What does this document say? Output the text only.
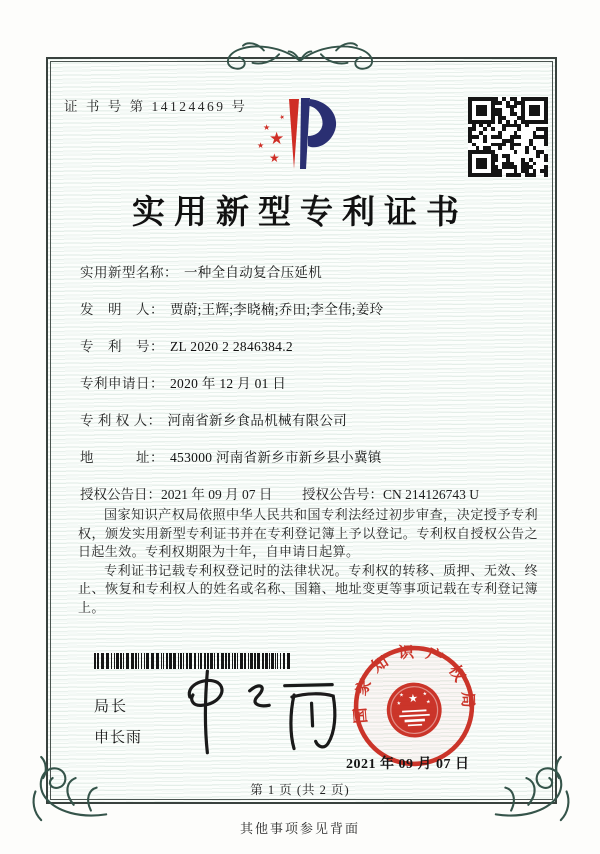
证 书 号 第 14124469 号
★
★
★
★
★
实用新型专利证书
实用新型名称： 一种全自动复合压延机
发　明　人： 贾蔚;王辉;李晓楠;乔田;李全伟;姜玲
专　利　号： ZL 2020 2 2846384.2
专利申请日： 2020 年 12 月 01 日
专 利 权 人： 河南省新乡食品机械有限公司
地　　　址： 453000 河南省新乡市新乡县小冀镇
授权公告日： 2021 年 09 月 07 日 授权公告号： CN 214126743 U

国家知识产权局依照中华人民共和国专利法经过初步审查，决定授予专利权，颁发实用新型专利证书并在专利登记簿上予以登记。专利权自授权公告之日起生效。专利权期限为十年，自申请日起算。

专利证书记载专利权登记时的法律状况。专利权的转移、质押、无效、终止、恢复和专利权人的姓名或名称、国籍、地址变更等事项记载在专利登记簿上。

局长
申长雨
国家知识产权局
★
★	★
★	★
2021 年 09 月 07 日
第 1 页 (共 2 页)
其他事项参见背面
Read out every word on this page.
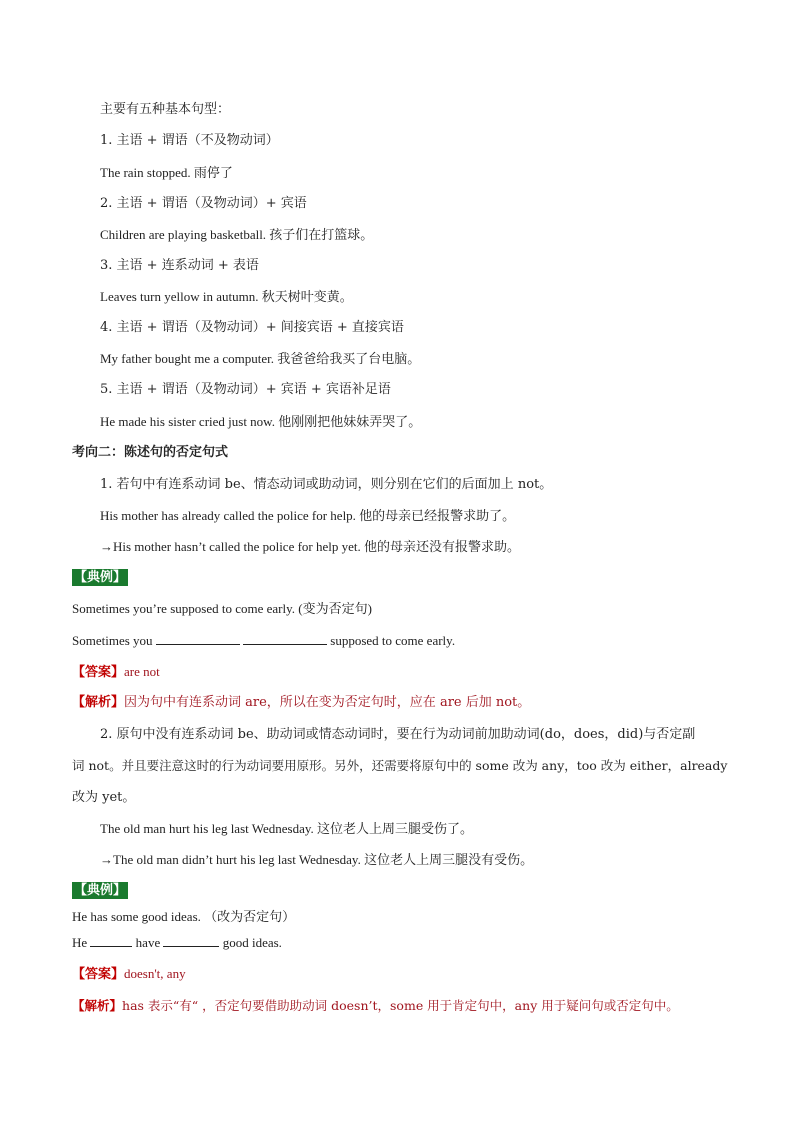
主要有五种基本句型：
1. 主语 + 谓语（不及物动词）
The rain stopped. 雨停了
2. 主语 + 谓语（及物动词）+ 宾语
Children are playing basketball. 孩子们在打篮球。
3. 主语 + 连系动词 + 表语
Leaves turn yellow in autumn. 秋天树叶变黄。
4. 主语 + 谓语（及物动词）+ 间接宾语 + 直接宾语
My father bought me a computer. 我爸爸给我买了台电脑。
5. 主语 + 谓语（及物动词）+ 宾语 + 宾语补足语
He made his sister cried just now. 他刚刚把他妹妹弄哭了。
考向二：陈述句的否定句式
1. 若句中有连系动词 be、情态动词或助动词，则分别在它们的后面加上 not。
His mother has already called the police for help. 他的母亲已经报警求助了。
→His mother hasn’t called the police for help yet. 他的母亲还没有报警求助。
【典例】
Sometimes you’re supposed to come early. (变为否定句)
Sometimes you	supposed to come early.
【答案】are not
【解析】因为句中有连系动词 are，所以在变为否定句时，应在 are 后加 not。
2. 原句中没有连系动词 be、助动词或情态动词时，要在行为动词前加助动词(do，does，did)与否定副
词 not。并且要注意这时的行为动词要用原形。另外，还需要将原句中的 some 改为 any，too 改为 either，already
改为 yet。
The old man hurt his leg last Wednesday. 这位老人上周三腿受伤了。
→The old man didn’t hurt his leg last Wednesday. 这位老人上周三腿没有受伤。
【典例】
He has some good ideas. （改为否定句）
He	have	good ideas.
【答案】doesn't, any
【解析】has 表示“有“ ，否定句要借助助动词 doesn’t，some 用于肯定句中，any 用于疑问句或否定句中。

▸ **Your goal**: Transcribe each entry above exactly, apart from the pictures.

▸ **Task result**:
What does this document say? Output the text only.
证 书 号 第 14124469 号
★
★
★
★
★
实用新型专利证书
实用新型名称： 一种全自动复合压延机
发　明　人： 贾蔚;王辉;李晓楠;乔田;李全伟;姜玲
专　利　号： ZL 2020 2 2846384.2
专利申请日： 2020 年 12 月 01 日
专 利 权 人： 河南省新乡食品机械有限公司
地　　　址： 453000 河南省新乡市新乡县小冀镇
授权公告日： 2021 年 09 月 07 日 授权公告号： CN 214126743 U

国家知识产权局依照中华人民共和国专利法经过初步审查，决定授予专利权，颁发实用新型专利证书并在专利登记簿上予以登记。专利权自授权公告之日起生效。专利权期限为十年，自申请日起算。

专利证书记载专利权登记时的法律状况。专利权的转移、质押、无效、终止、恢复和专利权人的姓名或名称、国籍、地址变更等事项记载在专利登记簿上。

局长
申长雨
国家知识产权局
★
★	★
★	★
2021 年 09 月 07 日
第 1 页 (共 2 页)
其他事项参见背面
Read out every word on this page.
主要有五种基本句型：
1. 主语 + 谓语（不及物动词）
The rain stopped. 雨停了
2. 主语 + 谓语（及物动词）+ 宾语
Children are playing basketball. 孩子们在打篮球。
3. 主语 + 连系动词 + 表语
Leaves turn yellow in autumn. 秋天树叶变黄。
4. 主语 + 谓语（及物动词）+ 间接宾语 + 直接宾语
My father bought me a computer. 我爸爸给我买了台电脑。
5. 主语 + 谓语（及物动词）+ 宾语 + 宾语补足语
He made his sister cried just now. 他刚刚把他妹妹弄哭了。
考向二：陈述句的否定句式
1. 若句中有连系动词 be、情态动词或助动词，则分别在它们的后面加上 not。
His mother has already called the police for help. 他的母亲已经报警求助了。
→His mother hasn’t called the police for help yet. 他的母亲还没有报警求助。
【典例】
Sometimes you’re supposed to come early. (变为否定句)
Sometimes you	supposed to come early.
【答案】are not
【解析】因为句中有连系动词 are，所以在变为否定句时，应在 are 后加 not。
2. 原句中没有连系动词 be、助动词或情态动词时，要在行为动词前加助动词(do，does，did)与否定副
词 not。并且要注意这时的行为动词要用原形。另外，还需要将原句中的 some 改为 any，too 改为 either，already
改为 yet。
The old man hurt his leg last Wednesday. 这位老人上周三腿受伤了。
→The old man didn’t hurt his leg last Wednesday. 这位老人上周三腿没有受伤。
【典例】
He has some good ideas. （改为否定句）
He	have	good ideas.
【答案】doesn't, any
【解析】has 表示“有“ ，否定句要借助助动词 doesn’t，some 用于肯定句中，any 用于疑问句或否定句中。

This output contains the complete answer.